_Problem_: Present the following data again exactly as it is shown.

--- START ---

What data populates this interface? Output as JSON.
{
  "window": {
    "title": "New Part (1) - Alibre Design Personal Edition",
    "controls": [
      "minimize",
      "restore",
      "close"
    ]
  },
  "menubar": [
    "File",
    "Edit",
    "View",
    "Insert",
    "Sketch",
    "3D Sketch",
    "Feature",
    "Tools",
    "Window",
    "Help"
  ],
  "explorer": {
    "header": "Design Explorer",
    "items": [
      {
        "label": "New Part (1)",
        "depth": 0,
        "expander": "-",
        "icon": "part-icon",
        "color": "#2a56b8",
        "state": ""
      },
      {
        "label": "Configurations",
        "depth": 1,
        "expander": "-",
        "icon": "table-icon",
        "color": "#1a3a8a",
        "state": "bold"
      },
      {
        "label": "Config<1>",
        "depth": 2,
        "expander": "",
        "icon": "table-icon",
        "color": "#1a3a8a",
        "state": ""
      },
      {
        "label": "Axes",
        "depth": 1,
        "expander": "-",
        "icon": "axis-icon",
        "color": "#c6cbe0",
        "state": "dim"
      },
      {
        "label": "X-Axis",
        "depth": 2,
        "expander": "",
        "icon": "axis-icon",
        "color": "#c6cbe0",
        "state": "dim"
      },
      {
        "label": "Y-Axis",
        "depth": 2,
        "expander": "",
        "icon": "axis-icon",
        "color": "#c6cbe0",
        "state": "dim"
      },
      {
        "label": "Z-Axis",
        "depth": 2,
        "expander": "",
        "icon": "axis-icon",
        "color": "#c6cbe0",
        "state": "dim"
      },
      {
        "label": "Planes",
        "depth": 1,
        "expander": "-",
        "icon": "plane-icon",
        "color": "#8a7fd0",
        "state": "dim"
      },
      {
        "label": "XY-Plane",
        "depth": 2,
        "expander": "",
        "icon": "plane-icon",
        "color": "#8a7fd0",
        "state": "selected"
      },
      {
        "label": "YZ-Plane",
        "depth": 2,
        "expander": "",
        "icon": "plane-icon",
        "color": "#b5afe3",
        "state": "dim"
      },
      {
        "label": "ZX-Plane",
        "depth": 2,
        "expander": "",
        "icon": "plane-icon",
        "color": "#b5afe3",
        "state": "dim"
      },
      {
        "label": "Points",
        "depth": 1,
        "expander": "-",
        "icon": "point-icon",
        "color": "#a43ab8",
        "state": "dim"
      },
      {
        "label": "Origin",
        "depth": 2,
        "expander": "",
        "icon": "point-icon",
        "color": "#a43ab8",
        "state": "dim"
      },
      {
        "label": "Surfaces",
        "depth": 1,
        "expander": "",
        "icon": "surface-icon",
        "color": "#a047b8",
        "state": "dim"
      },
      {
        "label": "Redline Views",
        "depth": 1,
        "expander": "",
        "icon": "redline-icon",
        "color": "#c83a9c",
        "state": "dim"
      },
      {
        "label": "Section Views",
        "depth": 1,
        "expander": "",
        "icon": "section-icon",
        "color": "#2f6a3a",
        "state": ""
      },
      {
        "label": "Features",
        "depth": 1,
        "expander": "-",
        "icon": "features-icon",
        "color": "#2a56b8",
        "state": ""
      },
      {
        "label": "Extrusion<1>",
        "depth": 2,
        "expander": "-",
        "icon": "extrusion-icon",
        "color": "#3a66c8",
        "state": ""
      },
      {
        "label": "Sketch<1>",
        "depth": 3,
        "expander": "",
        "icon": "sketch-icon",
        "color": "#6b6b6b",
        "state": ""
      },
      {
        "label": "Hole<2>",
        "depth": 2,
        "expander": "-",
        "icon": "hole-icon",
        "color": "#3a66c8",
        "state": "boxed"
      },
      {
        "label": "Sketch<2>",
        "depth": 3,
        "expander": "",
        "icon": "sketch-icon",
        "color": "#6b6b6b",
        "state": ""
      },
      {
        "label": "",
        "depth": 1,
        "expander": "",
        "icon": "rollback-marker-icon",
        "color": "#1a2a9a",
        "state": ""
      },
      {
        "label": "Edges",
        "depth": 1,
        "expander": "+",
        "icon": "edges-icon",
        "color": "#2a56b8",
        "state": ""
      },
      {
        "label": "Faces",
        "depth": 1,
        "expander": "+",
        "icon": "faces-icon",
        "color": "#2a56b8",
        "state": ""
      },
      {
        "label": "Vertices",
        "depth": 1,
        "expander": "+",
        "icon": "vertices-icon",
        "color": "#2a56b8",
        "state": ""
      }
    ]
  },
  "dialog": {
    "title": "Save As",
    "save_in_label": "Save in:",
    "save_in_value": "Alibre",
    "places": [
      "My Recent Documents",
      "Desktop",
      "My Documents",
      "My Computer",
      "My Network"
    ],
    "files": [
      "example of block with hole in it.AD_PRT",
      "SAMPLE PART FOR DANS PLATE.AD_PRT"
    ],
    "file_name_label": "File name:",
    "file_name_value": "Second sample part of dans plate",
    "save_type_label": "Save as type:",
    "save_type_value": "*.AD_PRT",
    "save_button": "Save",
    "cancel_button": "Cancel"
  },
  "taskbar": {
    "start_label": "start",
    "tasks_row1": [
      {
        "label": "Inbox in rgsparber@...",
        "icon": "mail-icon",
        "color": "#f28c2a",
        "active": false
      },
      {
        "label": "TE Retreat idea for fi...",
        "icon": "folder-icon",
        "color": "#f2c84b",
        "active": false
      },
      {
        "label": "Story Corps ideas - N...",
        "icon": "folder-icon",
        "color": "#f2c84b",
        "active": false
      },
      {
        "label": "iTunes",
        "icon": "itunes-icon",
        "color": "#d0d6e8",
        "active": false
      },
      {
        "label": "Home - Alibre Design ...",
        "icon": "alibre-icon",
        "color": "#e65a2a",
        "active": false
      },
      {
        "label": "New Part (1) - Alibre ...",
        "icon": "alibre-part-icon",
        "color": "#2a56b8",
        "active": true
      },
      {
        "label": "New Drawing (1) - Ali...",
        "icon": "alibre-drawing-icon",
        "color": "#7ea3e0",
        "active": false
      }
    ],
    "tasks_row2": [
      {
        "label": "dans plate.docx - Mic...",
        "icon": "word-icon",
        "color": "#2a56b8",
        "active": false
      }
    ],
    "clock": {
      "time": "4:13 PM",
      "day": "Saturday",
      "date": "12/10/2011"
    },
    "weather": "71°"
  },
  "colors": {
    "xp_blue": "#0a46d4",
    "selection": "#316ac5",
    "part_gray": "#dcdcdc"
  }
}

--- END ---

_Answer to the exercise_:
What data populates this interface? Output as JSON.
{
  "window": {
    "title": "New Part (1) - Alibre Design Personal Edition",
    "controls": [
      "minimize",
      "restore",
      "close"
    ]
  },
  "menubar": [
    "File",
    "Edit",
    "View",
    "Insert",
    "Sketch",
    "3D Sketch",
    "Feature",
    "Tools",
    "Window",
    "Help"
  ],
  "explorer": {
    "header": "Design Explorer",
    "items": [
      {
        "label": "New Part (1)",
        "depth": 0,
        "expander": "-",
        "icon": "part-icon",
        "color": "#2a56b8",
        "state": ""
      },
      {
        "label": "Configurations",
        "depth": 1,
        "expander": "-",
        "icon": "table-icon",
        "color": "#1a3a8a",
        "state": "bold"
      },
      {
        "label": "Config<1>",
        "depth": 2,
        "expander": "",
        "icon": "table-icon",
        "color": "#1a3a8a",
        "state": ""
      },
      {
        "label": "Axes",
        "depth": 1,
        "expander": "-",
        "icon": "axis-icon",
        "color": "#c6cbe0",
        "state": "dim"
      },
      {
        "label": "X-Axis",
        "depth": 2,
        "expander": "",
        "icon": "axis-icon",
        "color": "#c6cbe0",
        "state": "dim"
      },
      {
        "label": "Y-Axis",
        "depth": 2,
        "expander": "",
        "icon": "axis-icon",
        "color": "#c6cbe0",
        "state": "dim"
      },
      {
        "label": "Z-Axis",
        "depth": 2,
        "expander": "",
        "icon": "axis-icon",
        "color": "#c6cbe0",
        "state": "dim"
      },
      {
        "label": "Planes",
        "depth": 1,
        "expander": "-",
        "icon": "plane-icon",
        "color": "#8a7fd0",
        "state": "dim"
      },
      {
        "label": "XY-Plane",
        "depth": 2,
        "expander": "",
        "icon": "plane-icon",
        "color": "#8a7fd0",
        "state": "selected"
      },
      {
        "label": "YZ-Plane",
        "depth": 2,
        "expander": "",
        "icon": "plane-icon",
        "color": "#b5afe3",
        "state": "dim"
      },
      {
        "label": "ZX-Plane",
        "depth": 2,
        "expander": "",
        "icon": "plane-icon",
        "color": "#b5afe3",
        "state": "dim"
      },
      {
        "label": "Points",
        "depth": 1,
        "expander": "-",
        "icon": "point-icon",
        "color": "#a43ab8",
        "state": "dim"
      },
      {
        "label": "Origin",
        "depth": 2,
        "expander": "",
        "icon": "point-icon",
        "color": "#a43ab8",
        "state": "dim"
      },
      {
        "label": "Surfaces",
        "depth": 1,
        "expander": "",
        "icon": "surface-icon",
        "color": "#a047b8",
        "state": "dim"
      },
      {
        "label": "Redline Views",
        "depth": 1,
        "expander": "",
        "icon": "redline-icon",
        "color": "#c83a9c",
        "state": "dim"
      },
      {
        "label": "Section Views",
        "depth": 1,
        "expander": "",
        "icon": "section-icon",
        "color": "#2f6a3a",
        "state": ""
      },
      {
        "label": "Features",
        "depth": 1,
        "expander": "-",
        "icon": "features-icon",
        "color": "#2a56b8",
        "state": ""
      },
      {
        "label": "Extrusion<1>",
        "depth": 2,
        "expander": "-",
        "icon": "extrusion-icon",
        "color": "#3a66c8",
        "state": ""
      },
      {
        "label": "Sketch<1>",
        "depth": 3,
        "expander": "",
        "icon": "sketch-icon",
        "color": "#6b6b6b",
        "state": ""
      },
      {
        "label": "Hole<2>",
        "depth": 2,
        "expander": "-",
        "icon": "hole-icon",
        "color": "#3a66c8",
        "state": "boxed"
      },
      {
        "label": "Sketch<2>",
        "depth": 3,
        "expander": "",
        "icon": "sketch-icon",
        "color": "#6b6b6b",
        "state": ""
      },
      {
        "label": "",
        "depth": 1,
        "expander": "",
        "icon": "rollback-marker-icon",
        "color": "#1a2a9a",
        "state": ""
      },
      {
        "label": "Edges",
        "depth": 1,
        "expander": "+",
        "icon": "edges-icon",
        "color": "#2a56b8",
        "state": ""
      },
      {
        "label": "Faces",
        "depth": 1,
        "expander": "+",
        "icon": "faces-icon",
        "color": "#2a56b8",
        "state": ""
      },
      {
        "label": "Vertices",
        "depth": 1,
        "expander": "+",
        "icon": "vertices-icon",
        "color": "#2a56b8",
        "state": ""
      }
    ]
  },
  "dialog": {
    "title": "Save As",
    "save_in_label": "Save in:",
    "save_in_value": "Alibre",
    "places": [
      "My Recent Documents",
      "Desktop",
      "My Documents",
      "My Computer",
      "My Network"
    ],
    "files": [
      "example of block with hole in it.AD_PRT",
      "SAMPLE PART FOR DANS PLATE.AD_PRT"
    ],
    "file_name_label": "File name:",
    "file_name_value": "Second sample part of dans plate",
    "save_type_label": "Save as type:",
    "save_type_value": "*.AD_PRT",
    "save_button": "Save",
    "cancel_button": "Cancel"
  },
  "taskbar": {
    "start_label": "start",
    "tasks_row1": [
      {
        "label": "Inbox in rgsparber@...",
        "icon": "mail-icon",
        "color": "#f28c2a",
        "active": false
      },
      {
        "label": "TE Retreat idea for fi...",
        "icon": "folder-icon",
        "color": "#f2c84b",
        "active": false
      },
      {
        "label": "Story Corps ideas - N...",
        "icon": "folder-icon",
        "color": "#f2c84b",
        "active": false
      },
      {
        "label": "iTunes",
        "icon": "itunes-icon",
        "color": "#d0d6e8",
        "active": false
      },
      {
        "label": "Home - Alibre Design ...",
        "icon": "alibre-icon",
        "color": "#e65a2a",
        "active": false
      },
      {
        "label": "New Part (1) - Alibre ...",
        "icon": "alibre-part-icon",
        "color": "#2a56b8",
        "active": true
      },
      {
        "label": "New Drawing (1) - Ali...",
        "icon": "alibre-drawing-icon",
        "color": "#7ea3e0",
        "active": false
      }
    ],
    "tasks_row2": [
      {
        "label": "dans plate.docx - Mic...",
        "icon": "word-icon",
        "color": "#2a56b8",
        "active": false
      }
    ],
    "clock": {
      "time": "4:13 PM",
      "day": "Saturday",
      "date": "12/10/2011"
    },
    "weather": "71°"
  },
  "colors": {
    "xp_blue": "#0a46d4",
    "selection": "#316ac5",
    "part_gray": "#dcdcdc"
  }
}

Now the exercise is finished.